WHAT THIS TASK INVOLVES. Scan the following material for the string "JSON" and copy each line in which it appears.

DATA SUPPLIED.
============

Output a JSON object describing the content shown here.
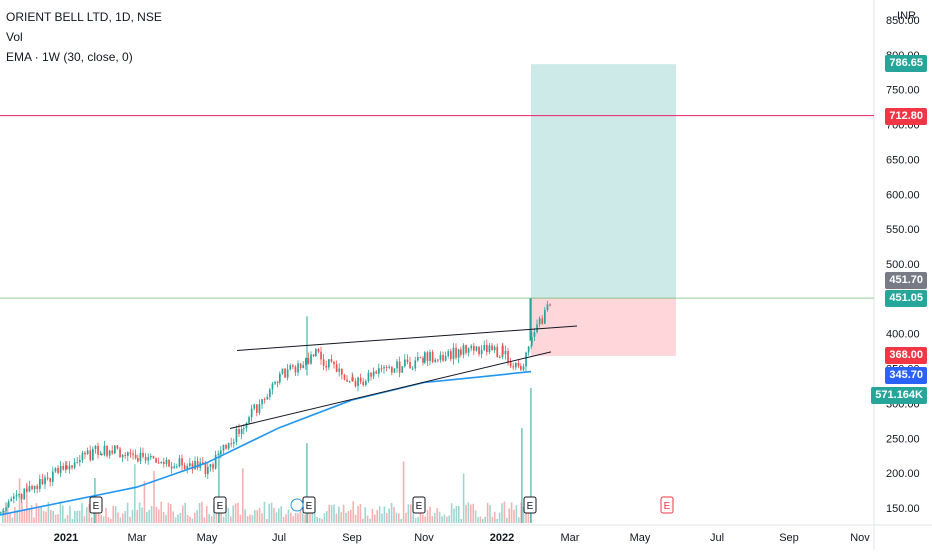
{
  "legend": {
    "symbol": "ORIENT BELL LTD, 1D, NSE",
    "volume": "Vol",
    "ema": "EMA · 1W (30, close, 0)"
  },
  "colors": {
    "up": "#26a69a",
    "down": "#ef5350",
    "ema": "#2196f3",
    "trendline": "#131722",
    "target_zone": "#b2dfdb",
    "stop_zone": "#ffcdd2",
    "hline": "#e91e63",
    "last_price_line": "#4caf50",
    "label_gray": "#787b86",
    "label_green": "#26a69a",
    "label_red": "#f23645",
    "label_blue": "#2962ff"
  },
  "currency": "INR",
  "chart_data": {
    "type": "candlestick",
    "x_ticks": [
      "2021",
      "Mar",
      "May",
      "Jul",
      "Sep",
      "Nov",
      "2022",
      "Mar",
      "May",
      "Jul",
      "Sep",
      "Nov"
    ],
    "y_ticks": [
      "850.00",
      "800.00",
      "750.00",
      "700.00",
      "650.00",
      "600.00",
      "550.00",
      "500.00",
      "450.00",
      "400.00",
      "350.00",
      "300.00",
      "250.00",
      "200.00",
      "150.00"
    ],
    "price_labels": {
      "target": "786.65",
      "resistance_line": "712.80",
      "current_gray": "451.70",
      "current_green": "451.05",
      "stop": "368.00",
      "ema_value": "345.70",
      "volume": "571.164K"
    },
    "earnings_markers": [
      "E",
      "E",
      "E",
      "E",
      "E",
      "E"
    ],
    "approx_closes": [
      {
        "date": "2020-12",
        "close": 150
      },
      {
        "date": "2021-01",
        "close": 210
      },
      {
        "date": "2021-02",
        "close": 235
      },
      {
        "date": "2021-03",
        "close": 225
      },
      {
        "date": "2021-04",
        "close": 205
      },
      {
        "date": "2021-05",
        "close": 270
      },
      {
        "date": "2021-06",
        "close": 340
      },
      {
        "date": "2021-07",
        "close": 370
      },
      {
        "date": "2021-08",
        "close": 330
      },
      {
        "date": "2021-09",
        "close": 365
      },
      {
        "date": "2021-10",
        "close": 375
      },
      {
        "date": "2021-11",
        "close": 375
      },
      {
        "date": "2021-12",
        "close": 345
      },
      {
        "date": "2022-01",
        "close": 390
      },
      {
        "date": "2022-01-end",
        "close": 451.05
      }
    ],
    "ema_points": [
      {
        "date": "2020-12",
        "value": 140
      },
      {
        "date": "2021-03",
        "value": 180
      },
      {
        "date": "2021-05",
        "value": 215
      },
      {
        "date": "2021-07",
        "value": 265
      },
      {
        "date": "2021-09",
        "value": 305
      },
      {
        "date": "2021-11",
        "value": 330
      },
      {
        "date": "2021-12",
        "value": 338
      },
      {
        "date": "2022-01-end",
        "value": 345.7
      }
    ],
    "target_zone": {
      "from": 451.05,
      "to": 786.65
    },
    "stop_zone": {
      "from": 368.0,
      "to": 451.05
    },
    "horizontal_line": 712.8
  }
}
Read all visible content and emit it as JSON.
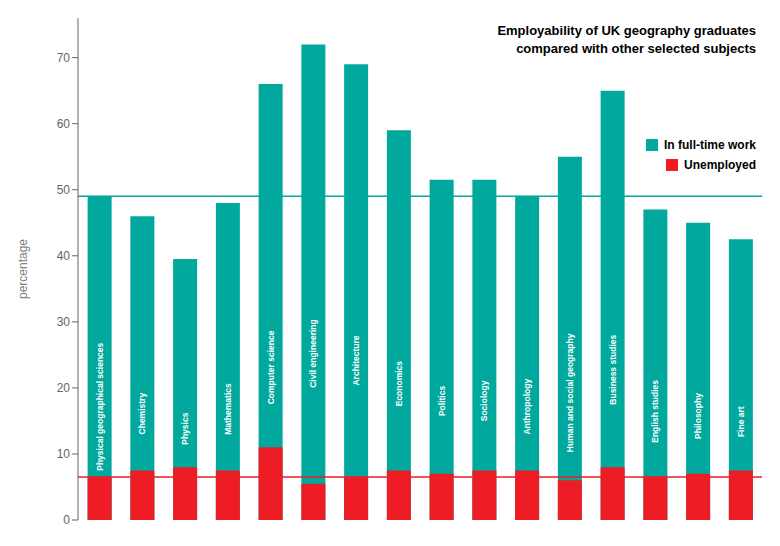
{
  "chart_data": {
    "type": "bar",
    "title": "Employability of UK geography graduates",
    "subtitle": "compared with other selected subjects",
    "categories": [
      "Physical geographical sciences",
      "Chemistry",
      "Physics",
      "Mathematics",
      "Computer science",
      "Civil engineering",
      "Architecture",
      "Economics",
      "Politics",
      "Sociology",
      "Anthropology",
      "Human and social geography",
      "Business studies",
      "English studies",
      "Philosophy",
      "Fine art"
    ],
    "series": [
      {
        "name": "In full-time work",
        "color": "#00A89D",
        "values": [
          49,
          46,
          39.5,
          48,
          66,
          72,
          69,
          59,
          51.5,
          51.5,
          49,
          55,
          65,
          47,
          45,
          42.5
        ]
      },
      {
        "name": "Unemployed",
        "color": "#EE1C25",
        "values": [
          6.5,
          7.5,
          8,
          7.5,
          11,
          5.5,
          6.5,
          7.5,
          7,
          7.5,
          7.5,
          6,
          8,
          6.5,
          7,
          7.5
        ]
      }
    ],
    "reference_lines": [
      {
        "value": 49,
        "color": "#00A89D"
      },
      {
        "value": 6.5,
        "color": "#EE1C25"
      }
    ],
    "ylabel": "percentage",
    "ylim": [
      0,
      76
    ],
    "yticks": [
      0,
      10,
      20,
      30,
      40,
      50,
      60,
      70
    ],
    "grid": false,
    "legend": "upper right",
    "tick_labels": "y"
  }
}
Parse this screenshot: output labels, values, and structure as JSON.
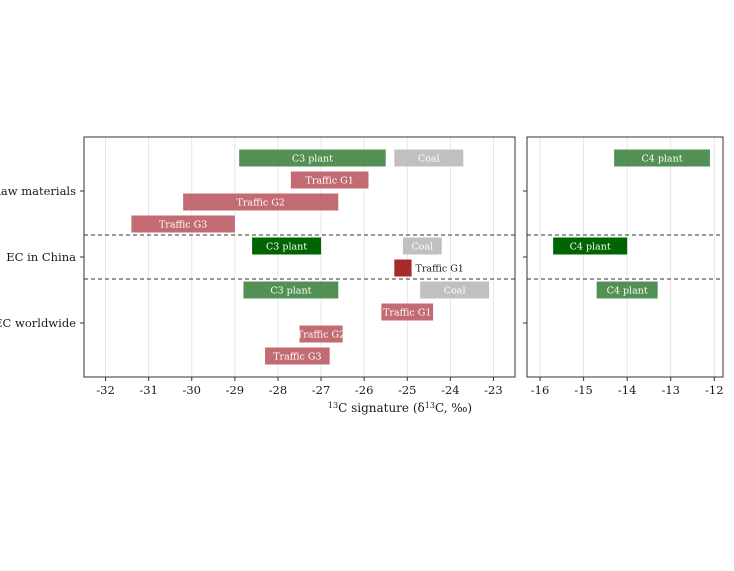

============

SOLUTION FOR THIS PROBLEM.
Output a JSON object describing the content shown here.
Read all visible content and emit it as JSON.
Parse this screenshot: output labels, values, and structure as JSON.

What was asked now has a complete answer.